* begin MATERIAL TO PROCESS *
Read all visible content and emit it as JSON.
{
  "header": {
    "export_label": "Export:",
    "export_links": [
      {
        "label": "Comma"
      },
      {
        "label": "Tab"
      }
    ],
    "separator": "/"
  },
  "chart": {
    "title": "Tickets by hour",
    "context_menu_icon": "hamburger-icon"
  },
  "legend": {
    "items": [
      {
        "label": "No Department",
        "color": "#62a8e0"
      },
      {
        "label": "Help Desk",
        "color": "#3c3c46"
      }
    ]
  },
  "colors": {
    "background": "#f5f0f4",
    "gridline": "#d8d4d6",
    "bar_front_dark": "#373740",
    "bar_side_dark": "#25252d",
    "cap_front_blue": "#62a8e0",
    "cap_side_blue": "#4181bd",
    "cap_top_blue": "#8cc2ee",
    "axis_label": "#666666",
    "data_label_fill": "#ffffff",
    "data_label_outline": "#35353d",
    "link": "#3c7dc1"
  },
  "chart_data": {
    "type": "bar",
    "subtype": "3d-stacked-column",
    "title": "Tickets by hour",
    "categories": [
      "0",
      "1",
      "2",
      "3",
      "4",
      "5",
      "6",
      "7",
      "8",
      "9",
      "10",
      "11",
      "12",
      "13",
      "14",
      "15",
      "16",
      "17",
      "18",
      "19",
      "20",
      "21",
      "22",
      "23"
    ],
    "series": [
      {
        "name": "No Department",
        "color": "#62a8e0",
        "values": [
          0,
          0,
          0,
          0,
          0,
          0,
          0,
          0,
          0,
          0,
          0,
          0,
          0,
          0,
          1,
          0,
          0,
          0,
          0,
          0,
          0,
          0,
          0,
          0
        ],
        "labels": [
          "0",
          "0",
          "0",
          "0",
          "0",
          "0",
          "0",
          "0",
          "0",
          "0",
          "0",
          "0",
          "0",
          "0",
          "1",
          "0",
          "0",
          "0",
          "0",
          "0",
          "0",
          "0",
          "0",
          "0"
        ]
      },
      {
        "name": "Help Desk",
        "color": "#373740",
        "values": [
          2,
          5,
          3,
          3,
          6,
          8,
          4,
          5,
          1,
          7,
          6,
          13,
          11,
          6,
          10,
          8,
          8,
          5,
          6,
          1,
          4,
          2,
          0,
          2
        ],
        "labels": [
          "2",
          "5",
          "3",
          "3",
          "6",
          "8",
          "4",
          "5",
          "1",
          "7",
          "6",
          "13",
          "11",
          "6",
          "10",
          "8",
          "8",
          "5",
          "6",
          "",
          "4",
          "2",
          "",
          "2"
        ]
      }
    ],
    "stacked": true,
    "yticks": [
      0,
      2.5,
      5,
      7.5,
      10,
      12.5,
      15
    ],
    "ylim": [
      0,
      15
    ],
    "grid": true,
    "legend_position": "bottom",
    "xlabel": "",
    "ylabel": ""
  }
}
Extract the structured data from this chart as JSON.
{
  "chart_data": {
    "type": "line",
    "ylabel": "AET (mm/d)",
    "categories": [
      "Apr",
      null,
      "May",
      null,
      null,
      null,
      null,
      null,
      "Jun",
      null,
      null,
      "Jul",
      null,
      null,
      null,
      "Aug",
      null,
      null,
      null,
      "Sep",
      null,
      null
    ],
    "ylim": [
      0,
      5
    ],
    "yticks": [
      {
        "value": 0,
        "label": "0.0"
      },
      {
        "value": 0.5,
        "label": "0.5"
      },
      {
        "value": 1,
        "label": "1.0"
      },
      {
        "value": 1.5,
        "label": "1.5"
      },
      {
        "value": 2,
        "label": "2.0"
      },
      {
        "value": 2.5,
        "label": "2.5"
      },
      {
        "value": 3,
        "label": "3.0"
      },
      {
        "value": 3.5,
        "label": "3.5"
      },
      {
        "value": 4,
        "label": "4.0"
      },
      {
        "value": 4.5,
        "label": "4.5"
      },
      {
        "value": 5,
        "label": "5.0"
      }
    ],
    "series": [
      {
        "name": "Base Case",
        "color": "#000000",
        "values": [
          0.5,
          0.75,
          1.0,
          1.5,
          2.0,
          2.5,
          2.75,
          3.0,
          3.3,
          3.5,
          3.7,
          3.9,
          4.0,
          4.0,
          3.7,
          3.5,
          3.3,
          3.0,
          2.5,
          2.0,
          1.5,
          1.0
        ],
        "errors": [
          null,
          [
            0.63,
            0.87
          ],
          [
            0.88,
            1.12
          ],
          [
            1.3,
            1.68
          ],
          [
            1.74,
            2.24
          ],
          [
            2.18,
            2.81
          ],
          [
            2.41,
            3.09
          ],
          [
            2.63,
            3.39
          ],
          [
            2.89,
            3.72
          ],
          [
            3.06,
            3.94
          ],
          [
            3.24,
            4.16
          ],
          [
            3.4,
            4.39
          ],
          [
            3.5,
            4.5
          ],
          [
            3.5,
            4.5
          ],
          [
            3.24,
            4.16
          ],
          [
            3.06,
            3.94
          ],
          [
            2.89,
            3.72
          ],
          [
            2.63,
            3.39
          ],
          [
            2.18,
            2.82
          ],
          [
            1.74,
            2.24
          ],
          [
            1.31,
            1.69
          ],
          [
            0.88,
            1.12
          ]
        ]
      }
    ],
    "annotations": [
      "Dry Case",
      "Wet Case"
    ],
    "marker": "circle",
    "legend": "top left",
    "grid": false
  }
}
* end MATERIAL TO PROCESS *
■ THE PROBLEM ■
The full set of records should be duplicated exactly.

■ COMPLETE OUTPUT ■
Read all visible content and emit it as JSON.
{
  "header": {
    "export_label": "Export:",
    "export_links": [
      {
        "label": "Comma"
      },
      {
        "label": "Tab"
      }
    ],
    "separator": "/"
  },
  "chart": {
    "title": "Tickets by hour",
    "context_menu_icon": "hamburger-icon"
  },
  "legend": {
    "items": [
      {
        "label": "No Department",
        "color": "#62a8e0"
      },
      {
        "label": "Help Desk",
        "color": "#3c3c46"
      }
    ]
  },
  "colors": {
    "background": "#f5f0f4",
    "gridline": "#d8d4d6",
    "bar_front_dark": "#373740",
    "bar_side_dark": "#25252d",
    "cap_front_blue": "#62a8e0",
    "cap_side_blue": "#4181bd",
    "cap_top_blue": "#8cc2ee",
    "axis_label": "#666666",
    "data_label_fill": "#ffffff",
    "data_label_outline": "#35353d",
    "link": "#3c7dc1"
  },
  "chart_data": {
    "type": "bar",
    "subtype": "3d-stacked-column",
    "title": "Tickets by hour",
    "categories": [
      "0",
      "1",
      "2",
      "3",
      "4",
      "5",
      "6",
      "7",
      "8",
      "9",
      "10",
      "11",
      "12",
      "13",
      "14",
      "15",
      "16",
      "17",
      "18",
      "19",
      "20",
      "21",
      "22",
      "23"
    ],
    "series": [
      {
        "name": "No Department",
        "color": "#62a8e0",
        "values": [
          0,
          0,
          0,
          0,
          0,
          0,
          0,
          0,
          0,
          0,
          0,
          0,
          0,
          0,
          1,
          0,
          0,
          0,
          0,
          0,
          0,
          0,
          0,
          0
        ],
        "labels": [
          "0",
          "0",
          "0",
          "0",
          "0",
          "0",
          "0",
          "0",
          "0",
          "0",
          "0",
          "0",
          "0",
          "0",
          "1",
          "0",
          "0",
          "0",
          "0",
          "0",
          "0",
          "0",
          "0",
          "0"
        ]
      },
      {
        "name": "Help Desk",
        "color": "#373740",
        "values": [
          2,
          5,
          3,
          3,
          6,
          8,
          4,
          5,
          1,
          7,
          6,
          13,
          11,
          6,
          10,
          8,
          8,
          5,
          6,
          1,
          4,
          2,
          0,
          2
        ],
        "labels": [
          "2",
          "5",
          "3",
          "3",
          "6",
          "8",
          "4",
          "5",
          "1",
          "7",
          "6",
          "13",
          "11",
          "6",
          "10",
          "8",
          "8",
          "5",
          "6",
          "",
          "4",
          "2",
          "",
          "2"
        ]
      }
    ],
    "stacked": true,
    "yticks": [
      0,
      2.5,
      5,
      7.5,
      10,
      12.5,
      15
    ],
    "ylim": [
      0,
      15
    ],
    "grid": true,
    "legend_position": "bottom",
    "xlabel": "",
    "ylabel": ""
  }
}
Extract the structured data from this chart as JSON.
{
  "chart_data": {
    "type": "line",
    "ylabel": "AET (mm/d)",
    "categories": [
      "Apr",
      null,
      "May",
      null,
      null,
      null,
      null,
      null,
      "Jun",
      null,
      null,
      "Jul",
      null,
      null,
      null,
      "Aug",
      null,
      null,
      null,
      "Sep",
      null,
      null
    ],
    "ylim": [
      0,
      5
    ],
    "yticks": [
      {
        "value": 0,
        "label": "0.0"
      },
      {
        "value": 0.5,
        "label": "0.5"
      },
      {
        "value": 1,
        "label": "1.0"
      },
      {
        "value": 1.5,
        "label": "1.5"
      },
      {
        "value": 2,
        "label": "2.0"
      },
      {
        "value": 2.5,
        "label": "2.5"
      },
      {
        "value": 3,
        "label": "3.0"
      },
      {
        "value": 3.5,
        "label": "3.5"
      },
      {
        "value": 4,
        "label": "4.0"
      },
      {
        "value": 4.5,
        "label": "4.5"
      },
      {
        "value": 5,
        "label": "5.0"
      }
    ],
    "series": [
      {
        "name": "Base Case",
        "color": "#000000",
        "values": [
          0.5,
          0.75,
          1.0,
          1.5,
          2.0,
          2.5,
          2.75,
          3.0,
          3.3,
          3.5,
          3.7,
          3.9,
          4.0,
          4.0,
          3.7,
          3.5,
          3.3,
          3.0,
          2.5,
          2.0,
          1.5,
          1.0
        ],
        "errors": [
          null,
          [
            0.63,
            0.87
          ],
          [
            0.88,
            1.12
          ],
          [
            1.3,
            1.68
          ],
          [
            1.74,
            2.24
          ],
          [
            2.18,
            2.81
          ],
          [
            2.41,
            3.09
          ],
          [
            2.63,
            3.39
          ],
          [
            2.89,
            3.72
          ],
          [
            3.06,
            3.94
          ],
          [
            3.24,
            4.16
          ],
          [
            3.4,
            4.39
          ],
          [
            3.5,
            4.5
          ],
          [
            3.5,
            4.5
          ],
          [
            3.24,
            4.16
          ],
          [
            3.06,
            3.94
          ],
          [
            2.89,
            3.72
          ],
          [
            2.63,
            3.39
          ],
          [
            2.18,
            2.82
          ],
          [
            1.74,
            2.24
          ],
          [
            1.31,
            1.69
          ],
          [
            0.88,
            1.12
          ]
        ]
      }
    ],
    "annotations": [
      "Dry Case",
      "Wet Case"
    ],
    "marker": "circle",
    "legend": "top left",
    "grid": false
  }
}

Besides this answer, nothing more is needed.